**Description of the task**:
Within the listing below, show every line that contains the word "JSON".

**Data**:
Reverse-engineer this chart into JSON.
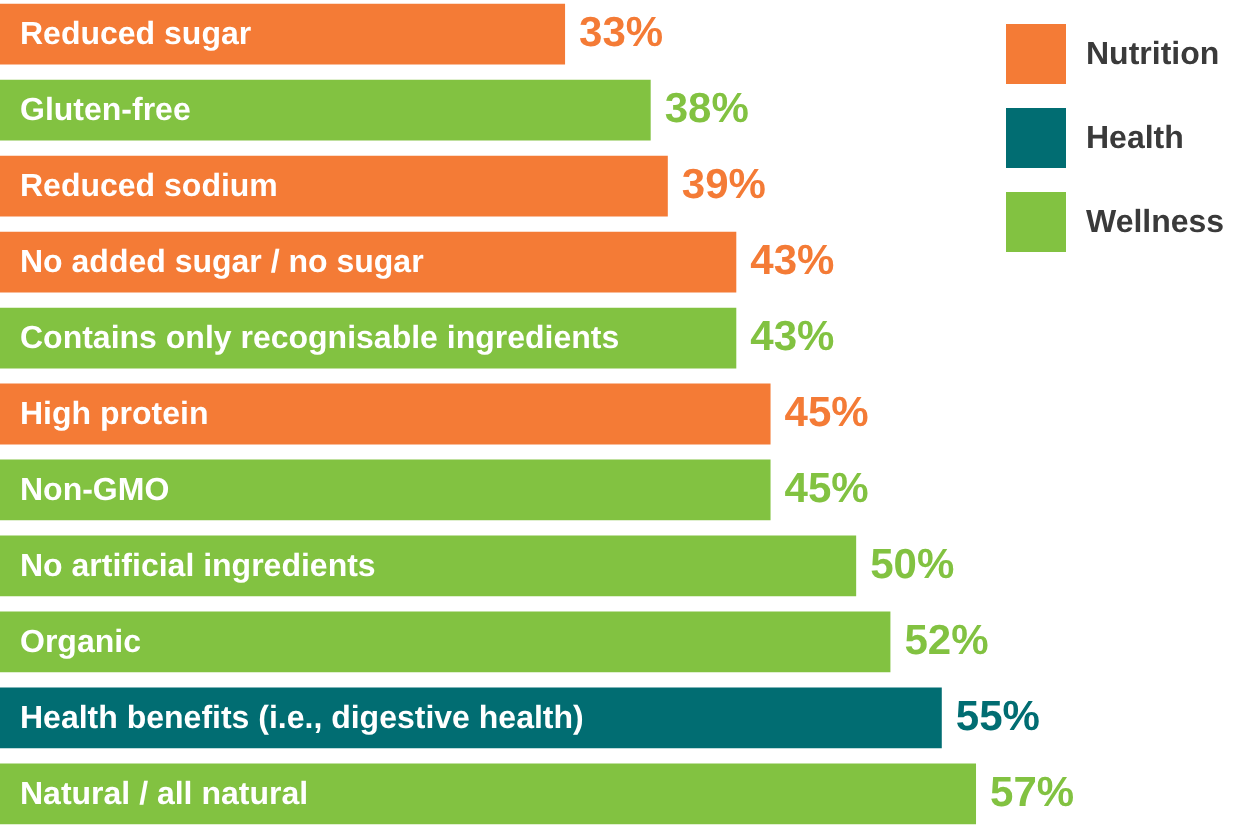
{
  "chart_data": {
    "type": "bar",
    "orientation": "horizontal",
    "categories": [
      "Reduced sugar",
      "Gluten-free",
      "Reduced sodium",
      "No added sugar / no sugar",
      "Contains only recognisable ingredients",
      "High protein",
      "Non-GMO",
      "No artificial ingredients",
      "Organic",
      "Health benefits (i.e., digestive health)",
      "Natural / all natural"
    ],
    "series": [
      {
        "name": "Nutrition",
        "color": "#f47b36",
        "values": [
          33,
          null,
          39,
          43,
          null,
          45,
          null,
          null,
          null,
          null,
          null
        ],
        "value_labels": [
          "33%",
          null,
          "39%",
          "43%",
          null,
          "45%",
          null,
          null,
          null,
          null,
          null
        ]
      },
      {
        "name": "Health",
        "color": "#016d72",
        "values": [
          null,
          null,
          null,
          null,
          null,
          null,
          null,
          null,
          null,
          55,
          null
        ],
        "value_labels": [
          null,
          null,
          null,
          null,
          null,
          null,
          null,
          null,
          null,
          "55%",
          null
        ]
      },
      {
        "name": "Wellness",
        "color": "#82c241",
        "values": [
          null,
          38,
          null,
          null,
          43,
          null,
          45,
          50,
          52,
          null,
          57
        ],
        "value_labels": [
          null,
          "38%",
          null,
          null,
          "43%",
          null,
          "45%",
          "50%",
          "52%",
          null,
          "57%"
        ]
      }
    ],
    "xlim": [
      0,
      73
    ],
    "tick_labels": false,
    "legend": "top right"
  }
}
---
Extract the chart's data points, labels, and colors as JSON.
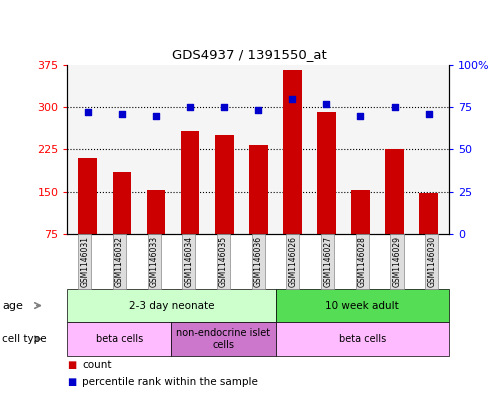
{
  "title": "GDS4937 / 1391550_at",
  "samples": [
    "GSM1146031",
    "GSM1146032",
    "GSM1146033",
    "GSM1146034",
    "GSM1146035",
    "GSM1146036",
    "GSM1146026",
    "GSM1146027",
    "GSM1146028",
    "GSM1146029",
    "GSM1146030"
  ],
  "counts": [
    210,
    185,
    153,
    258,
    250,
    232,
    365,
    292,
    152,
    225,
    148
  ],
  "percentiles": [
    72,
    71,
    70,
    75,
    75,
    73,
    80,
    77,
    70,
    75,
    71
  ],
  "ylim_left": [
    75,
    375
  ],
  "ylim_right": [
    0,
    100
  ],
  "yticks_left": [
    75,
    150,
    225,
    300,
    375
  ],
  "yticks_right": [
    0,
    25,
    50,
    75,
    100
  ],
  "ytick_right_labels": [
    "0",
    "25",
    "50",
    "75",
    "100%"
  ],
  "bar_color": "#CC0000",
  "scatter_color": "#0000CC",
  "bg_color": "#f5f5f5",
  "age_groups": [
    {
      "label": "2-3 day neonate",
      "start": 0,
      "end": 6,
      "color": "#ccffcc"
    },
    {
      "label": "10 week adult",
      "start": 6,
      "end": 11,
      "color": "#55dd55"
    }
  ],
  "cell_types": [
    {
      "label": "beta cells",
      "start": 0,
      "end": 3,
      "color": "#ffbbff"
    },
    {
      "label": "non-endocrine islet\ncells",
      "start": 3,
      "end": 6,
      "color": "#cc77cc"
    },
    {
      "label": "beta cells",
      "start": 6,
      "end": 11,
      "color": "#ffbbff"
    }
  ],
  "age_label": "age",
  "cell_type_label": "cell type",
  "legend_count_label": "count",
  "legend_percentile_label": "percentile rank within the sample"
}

**Exercise response**:
Reverse-engineer this chart into JSON.
Extract the chart's data points, labels, and colors as JSON.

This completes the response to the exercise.